EXERCISE DETAILS:
Transcribe every line, keeping it exact.

RECORDS:
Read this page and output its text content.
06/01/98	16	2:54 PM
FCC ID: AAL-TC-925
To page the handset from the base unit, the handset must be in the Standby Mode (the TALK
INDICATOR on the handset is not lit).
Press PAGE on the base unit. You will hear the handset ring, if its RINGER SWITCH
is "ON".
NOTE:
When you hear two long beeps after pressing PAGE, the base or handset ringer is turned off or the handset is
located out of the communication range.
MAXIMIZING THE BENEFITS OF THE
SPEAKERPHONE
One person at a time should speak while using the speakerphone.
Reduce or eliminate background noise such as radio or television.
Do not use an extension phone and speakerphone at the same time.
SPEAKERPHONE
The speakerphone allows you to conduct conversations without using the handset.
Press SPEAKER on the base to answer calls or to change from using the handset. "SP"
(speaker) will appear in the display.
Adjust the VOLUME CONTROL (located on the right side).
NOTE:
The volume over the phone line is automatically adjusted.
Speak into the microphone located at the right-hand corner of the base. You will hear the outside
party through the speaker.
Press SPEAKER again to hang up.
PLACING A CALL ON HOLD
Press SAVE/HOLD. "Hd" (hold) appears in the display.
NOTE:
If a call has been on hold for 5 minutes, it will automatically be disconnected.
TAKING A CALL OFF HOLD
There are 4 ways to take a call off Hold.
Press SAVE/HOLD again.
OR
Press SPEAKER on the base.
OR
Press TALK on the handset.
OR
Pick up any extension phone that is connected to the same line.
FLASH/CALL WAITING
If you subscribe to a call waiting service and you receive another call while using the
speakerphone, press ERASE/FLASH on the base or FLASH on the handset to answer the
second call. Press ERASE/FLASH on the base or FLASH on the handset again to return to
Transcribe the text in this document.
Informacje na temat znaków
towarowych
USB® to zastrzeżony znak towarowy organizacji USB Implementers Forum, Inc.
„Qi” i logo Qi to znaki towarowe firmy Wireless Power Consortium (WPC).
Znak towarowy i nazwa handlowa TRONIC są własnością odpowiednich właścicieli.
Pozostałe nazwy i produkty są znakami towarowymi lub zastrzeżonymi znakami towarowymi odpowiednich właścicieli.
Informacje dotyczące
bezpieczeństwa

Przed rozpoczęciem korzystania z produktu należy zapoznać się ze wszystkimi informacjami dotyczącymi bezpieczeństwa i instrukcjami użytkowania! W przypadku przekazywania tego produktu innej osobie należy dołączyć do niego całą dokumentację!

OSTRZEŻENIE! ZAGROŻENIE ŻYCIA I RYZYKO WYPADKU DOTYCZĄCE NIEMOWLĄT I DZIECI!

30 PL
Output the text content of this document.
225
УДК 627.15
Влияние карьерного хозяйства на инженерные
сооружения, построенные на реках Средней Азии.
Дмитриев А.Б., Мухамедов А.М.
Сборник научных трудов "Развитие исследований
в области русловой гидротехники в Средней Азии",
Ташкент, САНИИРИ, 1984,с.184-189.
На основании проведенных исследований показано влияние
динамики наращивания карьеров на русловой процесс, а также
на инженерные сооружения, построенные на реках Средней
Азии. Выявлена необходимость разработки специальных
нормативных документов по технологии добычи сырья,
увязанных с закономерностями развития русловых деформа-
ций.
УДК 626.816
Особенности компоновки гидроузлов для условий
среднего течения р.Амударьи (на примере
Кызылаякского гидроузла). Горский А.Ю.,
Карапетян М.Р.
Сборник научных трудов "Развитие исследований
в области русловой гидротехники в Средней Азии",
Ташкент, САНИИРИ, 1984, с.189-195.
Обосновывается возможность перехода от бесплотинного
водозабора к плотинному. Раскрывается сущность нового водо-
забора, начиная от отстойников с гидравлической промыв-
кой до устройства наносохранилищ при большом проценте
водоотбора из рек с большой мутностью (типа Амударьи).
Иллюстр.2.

REPLY TO THE TASK:
Read this page and output its text content.
06/01/98	16	2:54 PM
FCC ID: AAL-TC-925
To page the handset from the base unit, the handset must be in the Standby Mode (the TALK
INDICATOR on the handset is not lit).
Press PAGE on the base unit. You will hear the handset ring, if its RINGER SWITCH
is "ON".
NOTE:
When you hear two long beeps after pressing PAGE, the base or handset ringer is turned off or the handset is
located out of the communication range.
MAXIMIZING THE BENEFITS OF THE
SPEAKERPHONE
One person at a time should speak while using the speakerphone.
Reduce or eliminate background noise such as radio or television.
Do not use an extension phone and speakerphone at the same time.
SPEAKERPHONE
The speakerphone allows you to conduct conversations without using the handset.
Press SPEAKER on the base to answer calls or to change from using the handset. "SP"
(speaker) will appear in the display.
Adjust the VOLUME CONTROL (located on the right side).
NOTE:
The volume over the phone line is automatically adjusted.
Speak into the microphone located at the right-hand corner of the base. You will hear the outside
party through the speaker.
Press SPEAKER again to hang up.
PLACING A CALL ON HOLD
Press SAVE/HOLD. "Hd" (hold) appears in the display.
NOTE:
If a call has been on hold for 5 minutes, it will automatically be disconnected.
TAKING A CALL OFF HOLD
There are 4 ways to take a call off Hold.
Press SAVE/HOLD again.
OR
Press SPEAKER on the base.
OR
Press TALK on the handset.
OR
Pick up any extension phone that is connected to the same line.
FLASH/CALL WAITING
If you subscribe to a call waiting service and you receive another call while using the
speakerphone, press ERASE/FLASH on the base or FLASH on the handset to answer the
second call. Press ERASE/FLASH on the base or FLASH on the handset again to return to
Transcribe the text in this document.
Informacje na temat znaków
towarowych
USB® to zastrzeżony znak towarowy organizacji USB Implementers Forum, Inc.
„Qi” i logo Qi to znaki towarowe firmy Wireless Power Consortium (WPC).
Znak towarowy i nazwa handlowa TRONIC są własnością odpowiednich właścicieli.
Pozostałe nazwy i produkty są znakami towarowymi lub zastrzeżonymi znakami towarowymi odpowiednich właścicieli.
Informacje dotyczące
bezpieczeństwa

Przed rozpoczęciem korzystania z produktu należy zapoznać się ze wszystkimi informacjami dotyczącymi bezpieczeństwa i instrukcjami użytkowania! W przypadku przekazywania tego produktu innej osobie należy dołączyć do niego całą dokumentację!

OSTRZEŻENIE! ZAGROŻENIE ŻYCIA I RYZYKO WYPADKU DOTYCZĄCE NIEMOWLĄT I DZIECI!

30 PL
Output the text content of this document.
225
УДК 627.15
Влияние карьерного хозяйства на инженерные
сооружения, построенные на реках Средней Азии.
Дмитриев А.Б., Мухамедов А.М.
Сборник научных трудов "Развитие исследований
в области русловой гидротехники в Средней Азии",
Ташкент, САНИИРИ, 1984,с.184-189.
На основании проведенных исследований показано влияние
динамики наращивания карьеров на русловой процесс, а также
на инженерные сооружения, построенные на реках Средней
Азии. Выявлена необходимость разработки специальных
нормативных документов по технологии добычи сырья,
увязанных с закономерностями развития русловых деформа-
ций.
УДК 626.816
Особенности компоновки гидроузлов для условий
среднего течения р.Амударьи (на примере
Кызылаякского гидроузла). Горский А.Ю.,
Карапетян М.Р.
Сборник научных трудов "Развитие исследований
в области русловой гидротехники в Средней Азии",
Ташкент, САНИИРИ, 1984, с.189-195.
Обосновывается возможность перехода от бесплотинного
водозабора к плотинному. Раскрывается сущность нового водо-
забора, начиная от отстойников с гидравлической промыв-
кой до устройства наносохранилищ при большом проценте
водоотбора из рек с большой мутностью (типа Амударьи).
Иллюстр.2.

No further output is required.